» Aim of the task
Are you able to quote each entry exactly as written?

### Data provided ###

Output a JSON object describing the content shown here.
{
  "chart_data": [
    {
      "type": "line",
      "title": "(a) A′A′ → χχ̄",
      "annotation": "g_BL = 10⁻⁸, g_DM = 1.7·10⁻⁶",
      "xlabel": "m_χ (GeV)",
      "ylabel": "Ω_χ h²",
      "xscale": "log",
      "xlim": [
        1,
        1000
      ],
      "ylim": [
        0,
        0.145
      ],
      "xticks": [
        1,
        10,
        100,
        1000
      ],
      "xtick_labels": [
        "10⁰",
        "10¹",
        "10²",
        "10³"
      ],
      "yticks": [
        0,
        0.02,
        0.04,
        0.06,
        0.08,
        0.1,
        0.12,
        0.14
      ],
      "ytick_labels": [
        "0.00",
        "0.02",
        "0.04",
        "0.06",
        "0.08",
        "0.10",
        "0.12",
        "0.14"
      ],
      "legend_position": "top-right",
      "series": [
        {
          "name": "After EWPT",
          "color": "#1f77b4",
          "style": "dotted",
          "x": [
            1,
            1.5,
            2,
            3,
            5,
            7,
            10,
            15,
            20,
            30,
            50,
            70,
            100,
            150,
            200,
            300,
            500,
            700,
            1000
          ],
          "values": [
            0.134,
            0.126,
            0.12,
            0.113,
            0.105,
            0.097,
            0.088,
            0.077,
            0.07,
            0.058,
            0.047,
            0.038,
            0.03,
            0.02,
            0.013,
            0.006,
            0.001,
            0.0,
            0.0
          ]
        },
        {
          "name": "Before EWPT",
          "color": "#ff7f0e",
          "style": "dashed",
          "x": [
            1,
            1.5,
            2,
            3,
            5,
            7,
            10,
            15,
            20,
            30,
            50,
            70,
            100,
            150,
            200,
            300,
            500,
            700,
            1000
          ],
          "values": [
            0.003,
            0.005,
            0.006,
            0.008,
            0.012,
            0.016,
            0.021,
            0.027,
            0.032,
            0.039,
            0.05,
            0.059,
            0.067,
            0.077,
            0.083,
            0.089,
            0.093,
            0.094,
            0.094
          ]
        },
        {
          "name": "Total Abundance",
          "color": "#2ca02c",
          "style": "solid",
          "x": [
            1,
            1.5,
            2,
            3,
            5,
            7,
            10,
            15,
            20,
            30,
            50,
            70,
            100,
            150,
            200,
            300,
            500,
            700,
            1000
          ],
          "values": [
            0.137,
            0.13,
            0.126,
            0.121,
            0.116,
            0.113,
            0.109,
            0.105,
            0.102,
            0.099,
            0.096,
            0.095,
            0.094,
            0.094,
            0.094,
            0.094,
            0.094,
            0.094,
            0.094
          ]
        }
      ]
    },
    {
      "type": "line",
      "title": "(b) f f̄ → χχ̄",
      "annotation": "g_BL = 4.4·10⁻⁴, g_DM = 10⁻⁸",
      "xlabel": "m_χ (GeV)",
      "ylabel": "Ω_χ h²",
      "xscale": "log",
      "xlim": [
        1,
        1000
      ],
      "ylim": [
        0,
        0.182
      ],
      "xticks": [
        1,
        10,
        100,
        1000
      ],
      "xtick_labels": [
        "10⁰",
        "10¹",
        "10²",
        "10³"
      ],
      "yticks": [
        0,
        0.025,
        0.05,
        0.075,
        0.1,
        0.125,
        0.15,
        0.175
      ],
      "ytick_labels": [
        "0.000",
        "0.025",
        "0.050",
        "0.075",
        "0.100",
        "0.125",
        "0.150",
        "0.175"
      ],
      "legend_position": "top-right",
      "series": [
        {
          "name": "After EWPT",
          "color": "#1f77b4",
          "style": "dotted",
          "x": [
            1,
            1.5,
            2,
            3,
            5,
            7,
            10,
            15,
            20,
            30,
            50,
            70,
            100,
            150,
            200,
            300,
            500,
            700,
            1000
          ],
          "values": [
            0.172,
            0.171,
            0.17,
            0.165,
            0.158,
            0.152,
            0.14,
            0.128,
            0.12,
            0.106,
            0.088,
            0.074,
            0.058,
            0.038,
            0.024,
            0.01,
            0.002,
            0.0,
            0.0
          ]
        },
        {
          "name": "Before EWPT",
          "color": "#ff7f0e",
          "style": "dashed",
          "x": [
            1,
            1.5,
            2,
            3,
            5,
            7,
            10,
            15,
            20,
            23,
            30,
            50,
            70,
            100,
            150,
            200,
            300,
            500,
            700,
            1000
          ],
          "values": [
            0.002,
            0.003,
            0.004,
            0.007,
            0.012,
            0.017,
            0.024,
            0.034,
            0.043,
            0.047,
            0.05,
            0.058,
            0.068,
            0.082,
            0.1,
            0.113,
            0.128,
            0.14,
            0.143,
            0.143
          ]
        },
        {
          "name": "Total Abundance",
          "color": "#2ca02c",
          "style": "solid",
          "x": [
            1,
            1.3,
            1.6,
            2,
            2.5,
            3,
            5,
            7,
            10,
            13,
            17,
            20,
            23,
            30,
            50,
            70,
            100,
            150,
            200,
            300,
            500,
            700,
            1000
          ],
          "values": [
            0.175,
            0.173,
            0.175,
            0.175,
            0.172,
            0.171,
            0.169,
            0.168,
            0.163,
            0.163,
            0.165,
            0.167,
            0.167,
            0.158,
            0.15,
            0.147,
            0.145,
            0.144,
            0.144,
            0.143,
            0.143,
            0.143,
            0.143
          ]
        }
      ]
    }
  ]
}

###

» Result
Output a JSON object describing the content shown here.
{
  "chart_data": [
    {
      "type": "line",
      "title": "(a) A′A′ → χχ̄",
      "annotation": "g_BL = 10⁻⁸, g_DM = 1.7·10⁻⁶",
      "xlabel": "m_χ (GeV)",
      "ylabel": "Ω_χ h²",
      "xscale": "log",
      "xlim": [
        1,
        1000
      ],
      "ylim": [
        0,
        0.145
      ],
      "xticks": [
        1,
        10,
        100,
        1000
      ],
      "xtick_labels": [
        "10⁰",
        "10¹",
        "10²",
        "10³"
      ],
      "yticks": [
        0,
        0.02,
        0.04,
        0.06,
        0.08,
        0.1,
        0.12,
        0.14
      ],
      "ytick_labels": [
        "0.00",
        "0.02",
        "0.04",
        "0.06",
        "0.08",
        "0.10",
        "0.12",
        "0.14"
      ],
      "legend_position": "top-right",
      "series": [
        {
          "name": "After EWPT",
          "color": "#1f77b4",
          "style": "dotted",
          "x": [
            1,
            1.5,
            2,
            3,
            5,
            7,
            10,
            15,
            20,
            30,
            50,
            70,
            100,
            150,
            200,
            300,
            500,
            700,
            1000
          ],
          "values": [
            0.134,
            0.126,
            0.12,
            0.113,
            0.105,
            0.097,
            0.088,
            0.077,
            0.07,
            0.058,
            0.047,
            0.038,
            0.03,
            0.02,
            0.013,
            0.006,
            0.001,
            0.0,
            0.0
          ]
        },
        {
          "name": "Before EWPT",
          "color": "#ff7f0e",
          "style": "dashed",
          "x": [
            1,
            1.5,
            2,
            3,
            5,
            7,
            10,
            15,
            20,
            30,
            50,
            70,
            100,
            150,
            200,
            300,
            500,
            700,
            1000
          ],
          "values": [
            0.003,
            0.005,
            0.006,
            0.008,
            0.012,
            0.016,
            0.021,
            0.027,
            0.032,
            0.039,
            0.05,
            0.059,
            0.067,
            0.077,
            0.083,
            0.089,
            0.093,
            0.094,
            0.094
          ]
        },
        {
          "name": "Total Abundance",
          "color": "#2ca02c",
          "style": "solid",
          "x": [
            1,
            1.5,
            2,
            3,
            5,
            7,
            10,
            15,
            20,
            30,
            50,
            70,
            100,
            150,
            200,
            300,
            500,
            700,
            1000
          ],
          "values": [
            0.137,
            0.13,
            0.126,
            0.121,
            0.116,
            0.113,
            0.109,
            0.105,
            0.102,
            0.099,
            0.096,
            0.095,
            0.094,
            0.094,
            0.094,
            0.094,
            0.094,
            0.094,
            0.094
          ]
        }
      ]
    },
    {
      "type": "line",
      "title": "(b) f f̄ → χχ̄",
      "annotation": "g_BL = 4.4·10⁻⁴, g_DM = 10⁻⁸",
      "xlabel": "m_χ (GeV)",
      "ylabel": "Ω_χ h²",
      "xscale": "log",
      "xlim": [
        1,
        1000
      ],
      "ylim": [
        0,
        0.182
      ],
      "xticks": [
        1,
        10,
        100,
        1000
      ],
      "xtick_labels": [
        "10⁰",
        "10¹",
        "10²",
        "10³"
      ],
      "yticks": [
        0,
        0.025,
        0.05,
        0.075,
        0.1,
        0.125,
        0.15,
        0.175
      ],
      "ytick_labels": [
        "0.000",
        "0.025",
        "0.050",
        "0.075",
        "0.100",
        "0.125",
        "0.150",
        "0.175"
      ],
      "legend_position": "top-right",
      "series": [
        {
          "name": "After EWPT",
          "color": "#1f77b4",
          "style": "dotted",
          "x": [
            1,
            1.5,
            2,
            3,
            5,
            7,
            10,
            15,
            20,
            30,
            50,
            70,
            100,
            150,
            200,
            300,
            500,
            700,
            1000
          ],
          "values": [
            0.172,
            0.171,
            0.17,
            0.165,
            0.158,
            0.152,
            0.14,
            0.128,
            0.12,
            0.106,
            0.088,
            0.074,
            0.058,
            0.038,
            0.024,
            0.01,
            0.002,
            0.0,
            0.0
          ]
        },
        {
          "name": "Before EWPT",
          "color": "#ff7f0e",
          "style": "dashed",
          "x": [
            1,
            1.5,
            2,
            3,
            5,
            7,
            10,
            15,
            20,
            23,
            30,
            50,
            70,
            100,
            150,
            200,
            300,
            500,
            700,
            1000
          ],
          "values": [
            0.002,
            0.003,
            0.004,
            0.007,
            0.012,
            0.017,
            0.024,
            0.034,
            0.043,
            0.047,
            0.05,
            0.058,
            0.068,
            0.082,
            0.1,
            0.113,
            0.128,
            0.14,
            0.143,
            0.143
          ]
        },
        {
          "name": "Total Abundance",
          "color": "#2ca02c",
          "style": "solid",
          "x": [
            1,
            1.3,
            1.6,
            2,
            2.5,
            3,
            5,
            7,
            10,
            13,
            17,
            20,
            23,
            30,
            50,
            70,
            100,
            150,
            200,
            300,
            500,
            700,
            1000
          ],
          "values": [
            0.175,
            0.173,
            0.175,
            0.175,
            0.172,
            0.171,
            0.169,
            0.168,
            0.163,
            0.163,
            0.165,
            0.167,
            0.167,
            0.158,
            0.15,
            0.147,
            0.145,
            0.144,
            0.144,
            0.143,
            0.143,
            0.143,
            0.143
          ]
        }
      ]
    }
  ]
}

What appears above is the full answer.